§ **WHAT TO DO**:
Select the lines of the records containing the word "decision" and list them.

§ **DATA ENTRIES**:
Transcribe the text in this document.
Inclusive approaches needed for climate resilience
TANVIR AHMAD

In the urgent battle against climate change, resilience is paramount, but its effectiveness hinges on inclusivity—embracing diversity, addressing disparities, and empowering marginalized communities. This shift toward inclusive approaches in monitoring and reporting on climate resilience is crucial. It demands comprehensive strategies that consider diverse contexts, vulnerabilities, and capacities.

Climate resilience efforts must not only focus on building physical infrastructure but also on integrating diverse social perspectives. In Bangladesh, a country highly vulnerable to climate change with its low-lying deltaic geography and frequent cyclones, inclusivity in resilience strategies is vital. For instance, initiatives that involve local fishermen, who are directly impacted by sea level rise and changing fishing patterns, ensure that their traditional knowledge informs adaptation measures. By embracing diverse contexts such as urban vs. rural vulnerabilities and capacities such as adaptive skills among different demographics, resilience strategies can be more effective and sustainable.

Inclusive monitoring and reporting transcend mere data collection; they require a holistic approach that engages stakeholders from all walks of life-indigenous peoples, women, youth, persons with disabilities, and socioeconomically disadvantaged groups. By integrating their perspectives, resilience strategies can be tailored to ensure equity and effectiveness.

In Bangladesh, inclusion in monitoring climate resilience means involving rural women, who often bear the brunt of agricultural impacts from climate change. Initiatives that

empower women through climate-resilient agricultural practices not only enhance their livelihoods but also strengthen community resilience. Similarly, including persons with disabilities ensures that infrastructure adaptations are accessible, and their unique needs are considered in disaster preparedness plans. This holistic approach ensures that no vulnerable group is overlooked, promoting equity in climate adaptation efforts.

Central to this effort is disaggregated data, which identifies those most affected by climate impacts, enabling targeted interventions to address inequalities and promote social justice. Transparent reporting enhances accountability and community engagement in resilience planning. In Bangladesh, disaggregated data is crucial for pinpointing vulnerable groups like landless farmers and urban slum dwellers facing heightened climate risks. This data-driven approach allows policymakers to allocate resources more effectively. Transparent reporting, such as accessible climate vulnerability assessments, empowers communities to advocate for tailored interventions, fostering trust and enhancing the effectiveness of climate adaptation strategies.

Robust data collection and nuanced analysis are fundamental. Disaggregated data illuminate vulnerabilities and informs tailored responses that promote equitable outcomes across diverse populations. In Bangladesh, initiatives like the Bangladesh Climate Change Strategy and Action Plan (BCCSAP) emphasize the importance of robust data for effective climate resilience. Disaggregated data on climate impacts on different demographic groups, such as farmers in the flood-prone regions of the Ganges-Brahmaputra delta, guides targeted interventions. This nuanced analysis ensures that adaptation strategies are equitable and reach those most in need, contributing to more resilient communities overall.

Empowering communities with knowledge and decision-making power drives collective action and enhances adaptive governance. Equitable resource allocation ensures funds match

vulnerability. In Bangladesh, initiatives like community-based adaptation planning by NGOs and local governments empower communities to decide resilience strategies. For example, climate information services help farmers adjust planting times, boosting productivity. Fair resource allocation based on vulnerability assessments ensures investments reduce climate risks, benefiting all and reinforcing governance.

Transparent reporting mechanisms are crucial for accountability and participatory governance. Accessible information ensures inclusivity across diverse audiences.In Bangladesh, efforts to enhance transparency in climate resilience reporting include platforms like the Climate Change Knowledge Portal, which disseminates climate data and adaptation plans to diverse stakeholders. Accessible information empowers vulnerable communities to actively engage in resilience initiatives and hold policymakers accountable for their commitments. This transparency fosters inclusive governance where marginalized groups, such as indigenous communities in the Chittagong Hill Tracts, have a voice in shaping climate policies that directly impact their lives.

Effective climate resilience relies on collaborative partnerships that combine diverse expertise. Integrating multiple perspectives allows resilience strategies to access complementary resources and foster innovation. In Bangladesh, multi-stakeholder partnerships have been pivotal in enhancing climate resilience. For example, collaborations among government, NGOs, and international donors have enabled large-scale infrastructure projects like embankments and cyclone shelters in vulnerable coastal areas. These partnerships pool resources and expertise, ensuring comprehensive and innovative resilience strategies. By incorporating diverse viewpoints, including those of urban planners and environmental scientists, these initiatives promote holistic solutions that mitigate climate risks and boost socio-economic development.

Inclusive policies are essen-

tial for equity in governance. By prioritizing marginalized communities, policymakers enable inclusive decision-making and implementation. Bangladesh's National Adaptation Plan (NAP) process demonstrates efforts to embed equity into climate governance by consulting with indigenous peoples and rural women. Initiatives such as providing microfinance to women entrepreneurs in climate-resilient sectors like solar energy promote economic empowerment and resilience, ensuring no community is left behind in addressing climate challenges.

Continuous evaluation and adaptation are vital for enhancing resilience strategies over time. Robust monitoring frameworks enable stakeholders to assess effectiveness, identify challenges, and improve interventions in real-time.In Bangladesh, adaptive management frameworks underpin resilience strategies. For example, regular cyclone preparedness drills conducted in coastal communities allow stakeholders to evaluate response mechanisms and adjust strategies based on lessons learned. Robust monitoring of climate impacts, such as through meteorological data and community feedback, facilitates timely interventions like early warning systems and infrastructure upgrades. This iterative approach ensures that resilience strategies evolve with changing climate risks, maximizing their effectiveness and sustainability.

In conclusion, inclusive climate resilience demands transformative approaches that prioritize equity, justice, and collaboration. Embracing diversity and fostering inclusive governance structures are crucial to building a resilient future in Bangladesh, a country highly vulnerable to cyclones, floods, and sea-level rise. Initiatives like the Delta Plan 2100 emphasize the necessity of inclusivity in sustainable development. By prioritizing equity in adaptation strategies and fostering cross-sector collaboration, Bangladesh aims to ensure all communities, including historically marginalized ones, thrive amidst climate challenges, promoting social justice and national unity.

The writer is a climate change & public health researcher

§ **ANSWER TO THIS PROBLEM**:
Empowering communities with knowledge and decision-making power drives collective action and enhances adaptive governance. Equitable resource allocation ensures funds match
tial for equity in governance. By prioritizing marginalized communities, policymakers enable inclusive decision-making and implementation. Bangladesh's National Adaptation Plan (NAP) process demonstrates efforts to embed equity into climate governance by consulting with indigenous peoples and rural women. Initiatives such as providing microfinance to women entrepreneurs in climate-resilient sectors like solar energy promote economic empowerment and resilience, ensuring no community is left behind in addressing climate challenges.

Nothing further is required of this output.